### Aim
In the listing below, count the lines with "true" and report only the figure.

### Dataset records
Begin

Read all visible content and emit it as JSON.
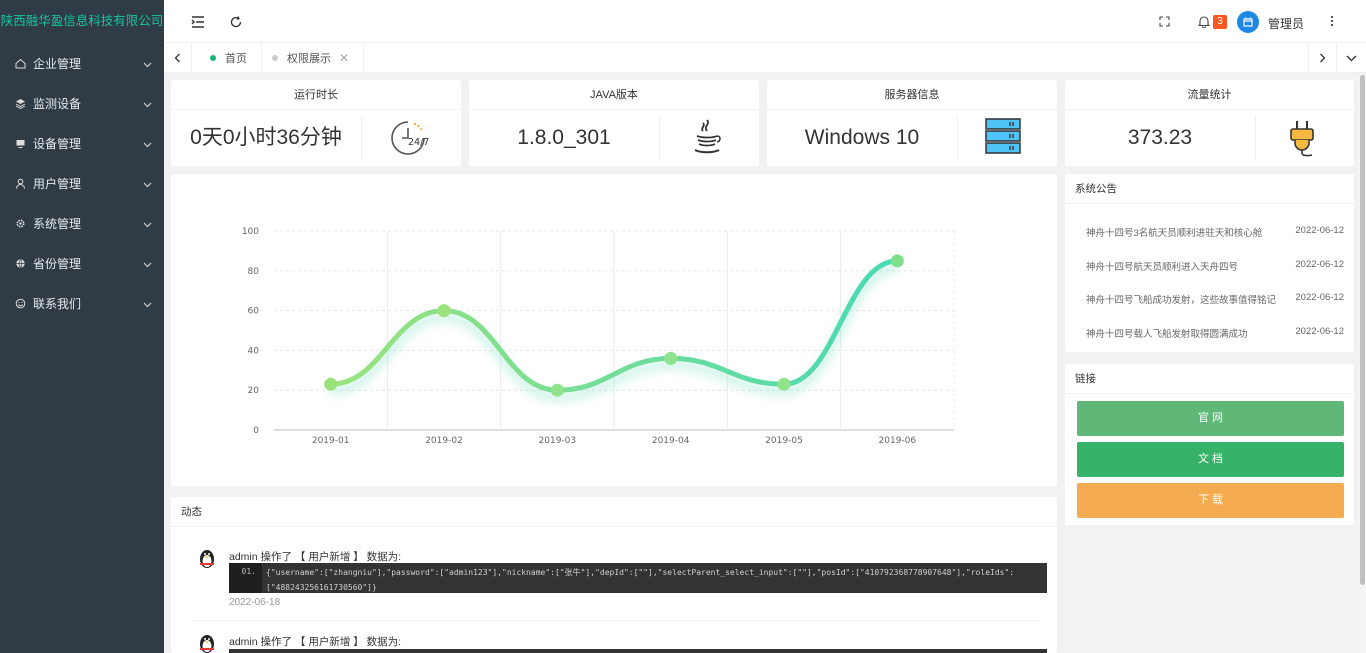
{
  "brand": {
    "title": "陕西融华盈信息科技有限公司",
    "color": "#17c4a0"
  },
  "sidebar": {
    "items": [
      {
        "label": "企业管理",
        "icon": "home-icon"
      },
      {
        "label": "监测设备",
        "icon": "layers-icon"
      },
      {
        "label": "设备管理",
        "icon": "monitor-icon"
      },
      {
        "label": "用户管理",
        "icon": "user-icon"
      },
      {
        "label": "系统管理",
        "icon": "gear-icon"
      },
      {
        "label": "省份管理",
        "icon": "globe-icon"
      },
      {
        "label": "联系我们",
        "icon": "smile-icon"
      }
    ]
  },
  "header": {
    "notification_count": "3",
    "username": "管理员"
  },
  "tabs": [
    {
      "label": "首页",
      "active": true
    },
    {
      "label": "权限展示",
      "active": false,
      "closable": true
    }
  ],
  "stats": [
    {
      "title": "运行时长",
      "value": "0天0小时36分钟",
      "icon": "clock-24-7-icon",
      "icon_text": "24/7"
    },
    {
      "title": "JAVA版本",
      "value": "1.8.0_301",
      "icon": "java-icon"
    },
    {
      "title": "服务器信息",
      "value": "Windows 10",
      "icon": "server-icon"
    },
    {
      "title": "流量统计",
      "value": "373.23",
      "icon": "plug-icon"
    }
  ],
  "chart_data": {
    "type": "line",
    "categories": [
      "2019-01",
      "2019-02",
      "2019-03",
      "2019-04",
      "2019-05",
      "2019-06"
    ],
    "values": [
      23,
      60,
      20,
      36,
      23,
      85
    ],
    "ylim": [
      0,
      100
    ],
    "yticks": [
      "0",
      "20",
      "40",
      "60",
      "80",
      "100"
    ],
    "smooth": true,
    "grid": true,
    "colors": {
      "start": "#9be27d",
      "end": "#48d9b4"
    }
  },
  "notices": {
    "title": "系统公告",
    "items": [
      {
        "text": "神舟十四号3名航天员顺利进驻天和核心舱",
        "date": "2022-06-12"
      },
      {
        "text": "神舟十四号航天员顺利进入天舟四号",
        "date": "2022-06-12"
      },
      {
        "text": "神舟十四号飞船成功发射，这些故事值得铭记",
        "date": "2022-06-12"
      },
      {
        "text": "神舟十四号载人飞船发射取得圆满成功",
        "date": "2022-06-12"
      }
    ]
  },
  "links": {
    "title": "链接",
    "items": [
      {
        "label": "官 网",
        "color": "#5fb878"
      },
      {
        "label": "文 档",
        "color": "#36b368"
      },
      {
        "label": "下 载",
        "color": "#f5ab4f"
      }
    ]
  },
  "activity": {
    "title": "动态",
    "items": [
      {
        "text": "admin 操作了 【 用户新增 】 数据为:",
        "line_no": "01.",
        "code": "{\"username\":[\"zhangniu\"],\"password\":[\"admin123\"],\"nickname\":[\"张牛\"],\"depId\":[\"\"],\"selectParent_select_input\":[\"\"],\"posId\":[\"410792368778907648\"],\"roleIds\":[\"488243256161730560\"]}",
        "date": "2022-06-18"
      },
      {
        "text": "admin 操作了 【 用户新增 】 数据为:"
      }
    ]
  }
}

End

### Exercise answer
4